• _DATA TO USE_
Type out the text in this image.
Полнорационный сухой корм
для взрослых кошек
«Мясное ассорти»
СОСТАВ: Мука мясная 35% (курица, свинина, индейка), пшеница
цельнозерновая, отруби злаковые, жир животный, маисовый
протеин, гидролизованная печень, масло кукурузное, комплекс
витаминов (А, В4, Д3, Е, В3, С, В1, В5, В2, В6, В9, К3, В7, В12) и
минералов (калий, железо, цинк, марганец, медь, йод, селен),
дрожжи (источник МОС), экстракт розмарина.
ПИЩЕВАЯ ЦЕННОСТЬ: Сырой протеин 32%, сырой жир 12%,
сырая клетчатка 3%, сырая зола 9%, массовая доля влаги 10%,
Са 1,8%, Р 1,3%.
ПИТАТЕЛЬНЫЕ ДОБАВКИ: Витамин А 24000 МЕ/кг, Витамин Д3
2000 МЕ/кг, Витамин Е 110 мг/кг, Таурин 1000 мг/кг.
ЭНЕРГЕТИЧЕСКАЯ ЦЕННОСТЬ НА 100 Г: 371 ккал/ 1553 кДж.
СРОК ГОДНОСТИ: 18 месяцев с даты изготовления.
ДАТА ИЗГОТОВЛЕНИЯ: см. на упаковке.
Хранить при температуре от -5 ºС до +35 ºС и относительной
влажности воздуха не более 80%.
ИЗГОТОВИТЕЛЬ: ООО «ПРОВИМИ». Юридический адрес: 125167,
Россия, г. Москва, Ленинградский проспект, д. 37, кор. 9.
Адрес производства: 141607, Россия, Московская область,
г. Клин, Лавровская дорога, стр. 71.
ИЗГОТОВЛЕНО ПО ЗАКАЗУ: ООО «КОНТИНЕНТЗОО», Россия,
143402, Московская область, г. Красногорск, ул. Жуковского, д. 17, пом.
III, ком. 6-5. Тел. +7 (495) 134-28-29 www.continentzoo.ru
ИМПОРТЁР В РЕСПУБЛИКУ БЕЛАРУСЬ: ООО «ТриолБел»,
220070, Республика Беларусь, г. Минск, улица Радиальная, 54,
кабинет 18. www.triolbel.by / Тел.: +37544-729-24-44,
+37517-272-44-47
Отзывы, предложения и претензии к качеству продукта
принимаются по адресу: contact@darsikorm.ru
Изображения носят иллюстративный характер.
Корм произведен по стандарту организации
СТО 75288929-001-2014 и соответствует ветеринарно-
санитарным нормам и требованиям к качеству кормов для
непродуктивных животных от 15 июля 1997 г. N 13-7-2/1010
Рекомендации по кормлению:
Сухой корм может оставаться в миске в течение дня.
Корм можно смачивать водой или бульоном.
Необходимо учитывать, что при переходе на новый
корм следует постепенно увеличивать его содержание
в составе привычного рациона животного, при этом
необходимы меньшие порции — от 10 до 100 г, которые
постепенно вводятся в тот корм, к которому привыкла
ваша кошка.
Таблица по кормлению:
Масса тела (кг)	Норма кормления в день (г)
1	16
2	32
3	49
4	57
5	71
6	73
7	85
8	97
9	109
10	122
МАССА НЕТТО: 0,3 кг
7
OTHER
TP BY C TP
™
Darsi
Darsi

• _GIVEN PROBLEM_
Print the entries exactly. Include every one.

• _RESPONSE TO THIS TASK_
Type out the text in this image.
Полнорационный сухой корм
для взрослых кошек
«Мясное ассорти»
СОСТАВ: Мука мясная 35% (курица, свинина, индейка), пшеница
цельнозерновая, отруби злаковые, жир животный, маисовый
протеин, гидролизованная печень, масло кукурузное, комплекс
витаминов (А, В4, Д3, Е, В3, С, В1, В5, В2, В6, В9, К3, В7, В12) и
минералов (калий, железо, цинк, марганец, медь, йод, селен),
дрожжи (источник МОС), экстракт розмарина.
ПИЩЕВАЯ ЦЕННОСТЬ: Сырой протеин 32%, сырой жир 12%,
сырая клетчатка 3%, сырая зола 9%, массовая доля влаги 10%,
Са 1,8%, Р 1,3%.
ПИТАТЕЛЬНЫЕ ДОБАВКИ: Витамин А 24000 МЕ/кг, Витамин Д3
2000 МЕ/кг, Витамин Е 110 мг/кг, Таурин 1000 мг/кг.
ЭНЕРГЕТИЧЕСКАЯ ЦЕННОСТЬ НА 100 Г: 371 ккал/ 1553 кДж.
СРОК ГОДНОСТИ: 18 месяцев с даты изготовления.
ДАТА ИЗГОТОВЛЕНИЯ: см. на упаковке.
Хранить при температуре от -5 ºС до +35 ºС и относительной
влажности воздуха не более 80%.
ИЗГОТОВИТЕЛЬ: ООО «ПРОВИМИ». Юридический адрес: 125167,
Россия, г. Москва, Ленинградский проспект, д. 37, кор. 9.
Адрес производства: 141607, Россия, Московская область,
г. Клин, Лавровская дорога, стр. 71.
ИЗГОТОВЛЕНО ПО ЗАКАЗУ: ООО «КОНТИНЕНТЗОО», Россия,
143402, Московская область, г. Красногорск, ул. Жуковского, д. 17, пом.
III, ком. 6-5. Тел. +7 (495) 134-28-29 www.continentzoo.ru
ИМПОРТЁР В РЕСПУБЛИКУ БЕЛАРУСЬ: ООО «ТриолБел»,
220070, Республика Беларусь, г. Минск, улица Радиальная, 54,
кабинет 18. www.triolbel.by / Тел.: +37544-729-24-44,
+37517-272-44-47
Отзывы, предложения и претензии к качеству продукта
принимаются по адресу: contact@darsikorm.ru
Изображения носят иллюстративный характер.
Корм произведен по стандарту организации
СТО 75288929-001-2014 и соответствует ветеринарно-
санитарным нормам и требованиям к качеству кормов для
непродуктивных животных от 15 июля 1997 г. N 13-7-2/1010
Рекомендации по кормлению:
Сухой корм может оставаться в миске в течение дня.
Корм можно смачивать водой или бульоном.
Необходимо учитывать, что при переходе на новый
корм следует постепенно увеличивать его содержание
в составе привычного рациона животного, при этом
необходимы меньшие порции — от 10 до 100 г, которые
постепенно вводятся в тот корм, к которому привыкла
ваша кошка.
Таблица по кормлению:
Масса тела (кг)	Норма кормления в день (г)
1	16
2	32
3	49
4	57
5	71
6	73
7	85
8	97
9	109
10	122
МАССА НЕТТО: 0,3 кг
7
OTHER
TP BY C TP
™
Darsi
Darsi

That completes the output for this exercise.